---------- Document excerpt

When the bottle was opened, I caught the distinctive dry-hopped aroma of an IPA. When poured, no head formed at all, and there were not many bubbles in the beer. The beer had an amber colour. The hop aroma was still dominant after the pour.

The first sip was uneventful. For an IPA, I was expecting a lot more bitterness. To be fair, it's possible I've been drinking so many high-IBU beers that I've become accustomed to bitter beers. The beer had a very light flavour. It tasted like a highly-hopped Labatt Blue, which is not to say that it was bad, but that it was a bit of a disappointment. The beer's feel in the mouth was very soft to start, but the carbonation gave it a bit of bite after it lingered for a while.

I would not recommend this beer, as I believe there are much better alternatives.

Wednesday, September 14, 2011

Howe Sound Brewing Baldwin & Cooper Best Bitter

Where do I start about today's beer? It comes in an enormous 1L brown bottle with a beubel top, and 5.5% alcohol/vol.. It comes originally capped, but you can use the beubel to cork it at will if you decide to not drink the whole thing. Nice touch. It's a Canadian beer from Squamish, and is named after the first two individuals to climb the Grand Wall of The Chief. I decided that it would be a shame to not drink the whole thing at one go, so I hauled out my 1L Oktoberfest stein.

When opened, I noticed a strong hoppy aroma, and some malt. It poured an opaque brown colour, with an enormous amount of small bubbles. It formed a foamy head about 1 finger deep that lasted a while. The hops were still quite noticeable and reminded me a lot of the hops in Half Pints Little Scrapper IPA, only not as strong.

The first sip went fairly well. It has a strong hoppy flavour that balances out its strong malty qualities. Not much of an aftertaste. The beer had a soft feel in the mouth. I would definitely drink this beer again if it came in a smaller bottle. I personally feel that 1L at a time may be a bit too much even for me.

Wednesday, September 7, 2011

Stella Artois

I decided to go a bit more mainstream today, and try out a Stella Artois. I've had this beer before in the past, but never critically analyzed it. It comes in a 330mL green bottle with 5.0% alcohol/vol. The label on the back talks up Belgian beers, and this one in particular. No need here, as I have already tried my fair share of Belgian beers and am quite convinced. From what I recall, Stella is quite a bit different from the Trappist ales I've grown to love. For starters, it is a lager.

--------------------
---------- Supplied entries

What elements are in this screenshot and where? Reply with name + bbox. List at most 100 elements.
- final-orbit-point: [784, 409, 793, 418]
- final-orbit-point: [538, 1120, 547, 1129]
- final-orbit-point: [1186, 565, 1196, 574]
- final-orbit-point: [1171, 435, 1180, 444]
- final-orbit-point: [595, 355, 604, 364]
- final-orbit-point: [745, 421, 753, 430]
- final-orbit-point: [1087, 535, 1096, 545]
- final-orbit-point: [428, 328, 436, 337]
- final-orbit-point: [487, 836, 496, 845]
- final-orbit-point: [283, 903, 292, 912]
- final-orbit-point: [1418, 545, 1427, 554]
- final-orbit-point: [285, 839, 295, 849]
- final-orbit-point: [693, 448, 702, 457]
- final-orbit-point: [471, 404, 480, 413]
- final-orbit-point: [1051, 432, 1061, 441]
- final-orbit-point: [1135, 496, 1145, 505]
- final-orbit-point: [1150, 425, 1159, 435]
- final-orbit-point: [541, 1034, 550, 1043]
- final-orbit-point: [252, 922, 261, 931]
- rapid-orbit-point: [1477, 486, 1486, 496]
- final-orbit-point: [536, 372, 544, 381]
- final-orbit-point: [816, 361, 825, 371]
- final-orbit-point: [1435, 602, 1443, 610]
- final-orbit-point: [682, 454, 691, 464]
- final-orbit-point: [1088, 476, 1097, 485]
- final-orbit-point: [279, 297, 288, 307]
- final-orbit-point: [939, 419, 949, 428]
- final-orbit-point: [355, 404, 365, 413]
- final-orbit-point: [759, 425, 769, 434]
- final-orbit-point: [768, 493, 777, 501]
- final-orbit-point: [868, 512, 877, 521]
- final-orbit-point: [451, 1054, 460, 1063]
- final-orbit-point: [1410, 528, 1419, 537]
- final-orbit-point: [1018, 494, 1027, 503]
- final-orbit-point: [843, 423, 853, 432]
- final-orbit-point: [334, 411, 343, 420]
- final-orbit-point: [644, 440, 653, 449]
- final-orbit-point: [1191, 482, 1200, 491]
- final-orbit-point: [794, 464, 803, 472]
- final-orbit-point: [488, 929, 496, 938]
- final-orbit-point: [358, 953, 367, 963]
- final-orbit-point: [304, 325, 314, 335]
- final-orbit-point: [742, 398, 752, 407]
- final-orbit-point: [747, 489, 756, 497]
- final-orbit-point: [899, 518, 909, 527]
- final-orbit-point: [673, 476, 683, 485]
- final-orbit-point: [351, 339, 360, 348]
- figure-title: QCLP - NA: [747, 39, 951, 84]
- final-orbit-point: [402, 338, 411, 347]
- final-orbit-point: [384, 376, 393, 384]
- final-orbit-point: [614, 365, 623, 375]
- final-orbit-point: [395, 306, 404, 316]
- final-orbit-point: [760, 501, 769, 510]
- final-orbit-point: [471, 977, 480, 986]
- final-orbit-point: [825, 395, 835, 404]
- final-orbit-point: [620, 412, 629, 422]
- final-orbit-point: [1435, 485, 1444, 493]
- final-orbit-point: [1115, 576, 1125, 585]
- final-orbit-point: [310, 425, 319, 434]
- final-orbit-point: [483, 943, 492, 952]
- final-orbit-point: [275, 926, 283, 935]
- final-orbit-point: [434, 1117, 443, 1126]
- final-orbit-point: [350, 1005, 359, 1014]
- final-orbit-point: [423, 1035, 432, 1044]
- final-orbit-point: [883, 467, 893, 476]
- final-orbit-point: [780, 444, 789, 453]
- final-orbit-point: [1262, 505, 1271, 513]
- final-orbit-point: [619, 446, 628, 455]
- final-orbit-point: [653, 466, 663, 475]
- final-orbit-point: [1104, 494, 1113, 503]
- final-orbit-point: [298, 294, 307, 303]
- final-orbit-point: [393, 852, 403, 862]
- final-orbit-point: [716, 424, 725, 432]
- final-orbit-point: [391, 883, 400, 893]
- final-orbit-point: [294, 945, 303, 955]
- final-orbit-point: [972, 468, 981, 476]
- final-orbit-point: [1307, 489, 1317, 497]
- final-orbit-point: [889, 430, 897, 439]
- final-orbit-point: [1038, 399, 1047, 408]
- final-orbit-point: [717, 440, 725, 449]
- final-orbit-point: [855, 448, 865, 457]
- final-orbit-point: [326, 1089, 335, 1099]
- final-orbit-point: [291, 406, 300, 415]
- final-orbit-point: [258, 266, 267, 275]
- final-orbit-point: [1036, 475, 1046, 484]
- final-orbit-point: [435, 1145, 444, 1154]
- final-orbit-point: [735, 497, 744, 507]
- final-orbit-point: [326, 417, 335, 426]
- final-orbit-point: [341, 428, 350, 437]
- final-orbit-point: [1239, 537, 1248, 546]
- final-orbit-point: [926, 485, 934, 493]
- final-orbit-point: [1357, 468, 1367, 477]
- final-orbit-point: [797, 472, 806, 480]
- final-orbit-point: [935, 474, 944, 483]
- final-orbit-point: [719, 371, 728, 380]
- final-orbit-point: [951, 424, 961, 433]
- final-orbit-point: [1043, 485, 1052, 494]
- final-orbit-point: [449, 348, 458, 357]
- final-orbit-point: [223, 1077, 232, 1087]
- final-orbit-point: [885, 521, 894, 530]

--------------------

## What the exercise asks:
Continue the beer reviews from the point where the text ends, picking up after the last sentence of the Stella Artois entry.

## Reply to the exercise:
When opened, the bottle gave away no hops, but had a slightly corny sweet smell to it. When poured, the smell was unchanged. The beer had a deep yellow but not quite golden colour to it. There was a bit of head that disappeared rather quickly, and lots of large bubbles.

The first sip wasn't too bad. There was a light sweetness to the beer, and almost no aftertaste. The beer had a high amount of carbonation, but didn't have a bubbly "bite" to it. I would consider this beer to be a well-made mass-produced regular beer. Nothing much to write home about.

Saturday, September 3, 2011

Westmalle Trappist Dubbel

The last of my current batch of Belgian Trappiste beers. It comes in a 330mL brown bottle with 7% alcohol/vol. The label is not flashy, and has no english on it at all. Good thing I can read french. :) It says that it is made of all natural ingredients (which makes sense, since water, malted barley, hops, and yeast are all natural). It was also bottle conditioned, so there is still some yeast and sediment at the bottom of the bottle.

Upon opening, a fine mist arose from the bottle. It has a slight malt and fruity aroma. It poured a deep copper colour, with a thin foamy head. There was a strong fruity aroma, slightly malty, and no detectable hops.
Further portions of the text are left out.